> [REQUIRED TASK]: The exercise asks for every line of the data to be reproduced exactly.

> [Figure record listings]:

--

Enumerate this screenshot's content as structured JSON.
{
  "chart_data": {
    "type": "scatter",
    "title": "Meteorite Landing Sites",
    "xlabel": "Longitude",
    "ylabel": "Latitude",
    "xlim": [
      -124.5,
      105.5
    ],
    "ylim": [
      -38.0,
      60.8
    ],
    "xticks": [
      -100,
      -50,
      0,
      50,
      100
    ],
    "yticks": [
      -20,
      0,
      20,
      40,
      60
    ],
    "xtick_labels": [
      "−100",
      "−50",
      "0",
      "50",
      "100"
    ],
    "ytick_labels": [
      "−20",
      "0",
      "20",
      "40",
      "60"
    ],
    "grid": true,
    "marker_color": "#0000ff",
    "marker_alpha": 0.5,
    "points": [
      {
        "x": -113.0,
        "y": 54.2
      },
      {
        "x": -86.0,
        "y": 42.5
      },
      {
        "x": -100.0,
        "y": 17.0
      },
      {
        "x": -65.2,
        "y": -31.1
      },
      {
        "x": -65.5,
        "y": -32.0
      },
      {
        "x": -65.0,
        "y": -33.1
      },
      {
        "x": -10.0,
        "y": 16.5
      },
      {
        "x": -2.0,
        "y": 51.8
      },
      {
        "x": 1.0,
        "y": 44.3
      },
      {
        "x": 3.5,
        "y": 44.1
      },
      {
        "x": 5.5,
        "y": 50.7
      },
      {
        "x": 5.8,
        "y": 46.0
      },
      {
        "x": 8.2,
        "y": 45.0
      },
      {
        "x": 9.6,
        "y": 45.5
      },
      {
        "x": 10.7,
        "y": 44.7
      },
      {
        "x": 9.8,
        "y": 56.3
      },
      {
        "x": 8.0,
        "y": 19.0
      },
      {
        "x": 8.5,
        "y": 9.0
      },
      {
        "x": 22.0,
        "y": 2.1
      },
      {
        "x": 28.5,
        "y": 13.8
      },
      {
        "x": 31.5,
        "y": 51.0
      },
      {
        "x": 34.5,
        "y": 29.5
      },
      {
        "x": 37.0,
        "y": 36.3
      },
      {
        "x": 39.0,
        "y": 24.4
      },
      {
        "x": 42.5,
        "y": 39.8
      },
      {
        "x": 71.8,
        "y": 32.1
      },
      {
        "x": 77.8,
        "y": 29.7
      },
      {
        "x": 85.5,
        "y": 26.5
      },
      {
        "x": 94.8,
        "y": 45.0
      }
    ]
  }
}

--

> [EXERCISE OUTPUT]:
Enumerate this screenshot's content as structured JSON.
{
  "chart_data": {
    "type": "scatter",
    "title": "Meteorite Landing Sites",
    "xlabel": "Longitude",
    "ylabel": "Latitude",
    "xlim": [
      -124.5,
      105.5
    ],
    "ylim": [
      -38.0,
      60.8
    ],
    "xticks": [
      -100,
      -50,
      0,
      50,
      100
    ],
    "yticks": [
      -20,
      0,
      20,
      40,
      60
    ],
    "xtick_labels": [
      "−100",
      "−50",
      "0",
      "50",
      "100"
    ],
    "ytick_labels": [
      "−20",
      "0",
      "20",
      "40",
      "60"
    ],
    "grid": true,
    "marker_color": "#0000ff",
    "marker_alpha": 0.5,
    "points": [
      {
        "x": -113.0,
        "y": 54.2
      },
      {
        "x": -86.0,
        "y": 42.5
      },
      {
        "x": -100.0,
        "y": 17.0
      },
      {
        "x": -65.2,
        "y": -31.1
      },
      {
        "x": -65.5,
        "y": -32.0
      },
      {
        "x": -65.0,
        "y": -33.1
      },
      {
        "x": -10.0,
        "y": 16.5
      },
      {
        "x": -2.0,
        "y": 51.8
      },
      {
        "x": 1.0,
        "y": 44.3
      },
      {
        "x": 3.5,
        "y": 44.1
      },
      {
        "x": 5.5,
        "y": 50.7
      },
      {
        "x": 5.8,
        "y": 46.0
      },
      {
        "x": 8.2,
        "y": 45.0
      },
      {
        "x": 9.6,
        "y": 45.5
      },
      {
        "x": 10.7,
        "y": 44.7
      },
      {
        "x": 9.8,
        "y": 56.3
      },
      {
        "x": 8.0,
        "y": 19.0
      },
      {
        "x": 8.5,
        "y": 9.0
      },
      {
        "x": 22.0,
        "y": 2.1
      },
      {
        "x": 28.5,
        "y": 13.8
      },
      {
        "x": 31.5,
        "y": 51.0
      },
      {
        "x": 34.5,
        "y": 29.5
      },
      {
        "x": 37.0,
        "y": 36.3
      },
      {
        "x": 39.0,
        "y": 24.4
      },
      {
        "x": 42.5,
        "y": 39.8
      },
      {
        "x": 71.8,
        "y": 32.1
      },
      {
        "x": 77.8,
        "y": 29.7
      },
      {
        "x": 85.5,
        "y": 26.5
      },
      {
        "x": 94.8,
        "y": 45.0
      }
    ]
  }
}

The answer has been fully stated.